* _Records for the exercise_:
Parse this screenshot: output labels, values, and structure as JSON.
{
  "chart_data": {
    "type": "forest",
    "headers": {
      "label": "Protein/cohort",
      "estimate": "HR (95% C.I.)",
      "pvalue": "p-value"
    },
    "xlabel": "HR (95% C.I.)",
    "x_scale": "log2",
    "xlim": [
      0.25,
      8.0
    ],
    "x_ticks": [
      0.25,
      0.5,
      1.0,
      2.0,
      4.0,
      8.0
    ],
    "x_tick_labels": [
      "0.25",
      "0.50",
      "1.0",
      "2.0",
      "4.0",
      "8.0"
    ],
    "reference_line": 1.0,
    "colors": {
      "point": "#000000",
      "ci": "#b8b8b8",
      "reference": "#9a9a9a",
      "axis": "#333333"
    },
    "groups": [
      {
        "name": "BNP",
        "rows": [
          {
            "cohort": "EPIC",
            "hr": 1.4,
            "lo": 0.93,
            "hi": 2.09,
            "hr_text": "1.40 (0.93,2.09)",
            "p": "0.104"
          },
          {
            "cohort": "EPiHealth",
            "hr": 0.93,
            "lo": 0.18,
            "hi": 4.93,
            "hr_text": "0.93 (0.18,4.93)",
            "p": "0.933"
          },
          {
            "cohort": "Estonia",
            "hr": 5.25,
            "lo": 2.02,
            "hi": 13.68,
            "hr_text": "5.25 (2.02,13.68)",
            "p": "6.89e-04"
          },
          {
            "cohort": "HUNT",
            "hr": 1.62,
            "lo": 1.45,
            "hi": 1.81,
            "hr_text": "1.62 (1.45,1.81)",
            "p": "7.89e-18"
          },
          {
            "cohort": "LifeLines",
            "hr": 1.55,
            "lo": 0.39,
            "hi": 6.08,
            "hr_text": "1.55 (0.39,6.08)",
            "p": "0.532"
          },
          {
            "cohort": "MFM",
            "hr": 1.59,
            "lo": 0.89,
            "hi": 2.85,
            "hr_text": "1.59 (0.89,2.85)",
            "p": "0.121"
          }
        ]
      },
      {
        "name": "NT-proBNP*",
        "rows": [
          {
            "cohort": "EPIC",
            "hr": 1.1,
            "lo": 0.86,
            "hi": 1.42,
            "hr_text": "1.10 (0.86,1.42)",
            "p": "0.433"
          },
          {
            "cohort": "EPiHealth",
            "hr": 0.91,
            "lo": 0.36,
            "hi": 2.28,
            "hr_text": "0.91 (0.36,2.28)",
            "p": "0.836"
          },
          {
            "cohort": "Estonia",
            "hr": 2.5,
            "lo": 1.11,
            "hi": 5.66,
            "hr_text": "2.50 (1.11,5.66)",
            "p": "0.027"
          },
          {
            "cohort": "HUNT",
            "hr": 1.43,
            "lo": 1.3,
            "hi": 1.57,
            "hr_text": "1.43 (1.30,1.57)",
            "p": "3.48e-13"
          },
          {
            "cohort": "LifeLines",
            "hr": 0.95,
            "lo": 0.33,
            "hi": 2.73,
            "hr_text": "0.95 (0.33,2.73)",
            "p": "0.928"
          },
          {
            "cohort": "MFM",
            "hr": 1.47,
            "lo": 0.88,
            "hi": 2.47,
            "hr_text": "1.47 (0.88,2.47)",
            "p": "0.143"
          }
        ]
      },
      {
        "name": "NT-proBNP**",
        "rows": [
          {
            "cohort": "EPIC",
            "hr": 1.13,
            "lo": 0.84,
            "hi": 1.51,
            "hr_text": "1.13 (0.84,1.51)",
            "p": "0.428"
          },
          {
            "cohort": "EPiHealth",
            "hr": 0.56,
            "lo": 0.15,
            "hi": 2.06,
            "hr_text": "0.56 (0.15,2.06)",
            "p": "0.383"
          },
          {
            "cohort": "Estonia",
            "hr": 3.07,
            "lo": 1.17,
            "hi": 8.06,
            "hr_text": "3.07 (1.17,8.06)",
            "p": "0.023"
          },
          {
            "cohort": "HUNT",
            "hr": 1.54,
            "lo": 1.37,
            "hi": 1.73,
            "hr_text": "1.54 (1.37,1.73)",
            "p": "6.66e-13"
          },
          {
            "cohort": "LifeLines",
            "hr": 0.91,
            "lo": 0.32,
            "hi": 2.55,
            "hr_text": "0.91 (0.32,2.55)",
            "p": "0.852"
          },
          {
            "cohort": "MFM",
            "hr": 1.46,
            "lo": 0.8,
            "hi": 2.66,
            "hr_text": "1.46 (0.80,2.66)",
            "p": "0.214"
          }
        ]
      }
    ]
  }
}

* _Exercise objective_: Would you please restate all of the entries exactly?

* _Answer space_:
Parse this screenshot: output labels, values, and structure as JSON.
{
  "chart_data": {
    "type": "forest",
    "headers": {
      "label": "Protein/cohort",
      "estimate": "HR (95% C.I.)",
      "pvalue": "p-value"
    },
    "xlabel": "HR (95% C.I.)",
    "x_scale": "log2",
    "xlim": [
      0.25,
      8.0
    ],
    "x_ticks": [
      0.25,
      0.5,
      1.0,
      2.0,
      4.0,
      8.0
    ],
    "x_tick_labels": [
      "0.25",
      "0.50",
      "1.0",
      "2.0",
      "4.0",
      "8.0"
    ],
    "reference_line": 1.0,
    "colors": {
      "point": "#000000",
      "ci": "#b8b8b8",
      "reference": "#9a9a9a",
      "axis": "#333333"
    },
    "groups": [
      {
        "name": "BNP",
        "rows": [
          {
            "cohort": "EPIC",
            "hr": 1.4,
            "lo": 0.93,
            "hi": 2.09,
            "hr_text": "1.40 (0.93,2.09)",
            "p": "0.104"
          },
          {
            "cohort": "EPiHealth",
            "hr": 0.93,
            "lo": 0.18,
            "hi": 4.93,
            "hr_text": "0.93 (0.18,4.93)",
            "p": "0.933"
          },
          {
            "cohort": "Estonia",
            "hr": 5.25,
            "lo": 2.02,
            "hi": 13.68,
            "hr_text": "5.25 (2.02,13.68)",
            "p": "6.89e-04"
          },
          {
            "cohort": "HUNT",
            "hr": 1.62,
            "lo": 1.45,
            "hi": 1.81,
            "hr_text": "1.62 (1.45,1.81)",
            "p": "7.89e-18"
          },
          {
            "cohort": "LifeLines",
            "hr": 1.55,
            "lo": 0.39,
            "hi": 6.08,
            "hr_text": "1.55 (0.39,6.08)",
            "p": "0.532"
          },
          {
            "cohort": "MFM",
            "hr": 1.59,
            "lo": 0.89,
            "hi": 2.85,
            "hr_text": "1.59 (0.89,2.85)",
            "p": "0.121"
          }
        ]
      },
      {
        "name": "NT-proBNP*",
        "rows": [
          {
            "cohort": "EPIC",
            "hr": 1.1,
            "lo": 0.86,
            "hi": 1.42,
            "hr_text": "1.10 (0.86,1.42)",
            "p": "0.433"
          },
          {
            "cohort": "EPiHealth",
            "hr": 0.91,
            "lo": 0.36,
            "hi": 2.28,
            "hr_text": "0.91 (0.36,2.28)",
            "p": "0.836"
          },
          {
            "cohort": "Estonia",
            "hr": 2.5,
            "lo": 1.11,
            "hi": 5.66,
            "hr_text": "2.50 (1.11,5.66)",
            "p": "0.027"
          },
          {
            "cohort": "HUNT",
            "hr": 1.43,
            "lo": 1.3,
            "hi": 1.57,
            "hr_text": "1.43 (1.30,1.57)",
            "p": "3.48e-13"
          },
          {
            "cohort": "LifeLines",
            "hr": 0.95,
            "lo": 0.33,
            "hi": 2.73,
            "hr_text": "0.95 (0.33,2.73)",
            "p": "0.928"
          },
          {
            "cohort": "MFM",
            "hr": 1.47,
            "lo": 0.88,
            "hi": 2.47,
            "hr_text": "1.47 (0.88,2.47)",
            "p": "0.143"
          }
        ]
      },
      {
        "name": "NT-proBNP**",
        "rows": [
          {
            "cohort": "EPIC",
            "hr": 1.13,
            "lo": 0.84,
            "hi": 1.51,
            "hr_text": "1.13 (0.84,1.51)",
            "p": "0.428"
          },
          {
            "cohort": "EPiHealth",
            "hr": 0.56,
            "lo": 0.15,
            "hi": 2.06,
            "hr_text": "0.56 (0.15,2.06)",
            "p": "0.383"
          },
          {
            "cohort": "Estonia",
            "hr": 3.07,
            "lo": 1.17,
            "hi": 8.06,
            "hr_text": "3.07 (1.17,8.06)",
            "p": "0.023"
          },
          {
            "cohort": "HUNT",
            "hr": 1.54,
            "lo": 1.37,
            "hi": 1.73,
            "hr_text": "1.54 (1.37,1.73)",
            "p": "6.66e-13"
          },
          {
            "cohort": "LifeLines",
            "hr": 0.91,
            "lo": 0.32,
            "hi": 2.55,
            "hr_text": "0.91 (0.32,2.55)",
            "p": "0.852"
          },
          {
            "cohort": "MFM",
            "hr": 1.46,
            "lo": 0.8,
            "hi": 2.66,
            "hr_text": "1.46 (0.80,2.66)",
            "p": "0.214"
          }
        ]
      }
    ]
  }
}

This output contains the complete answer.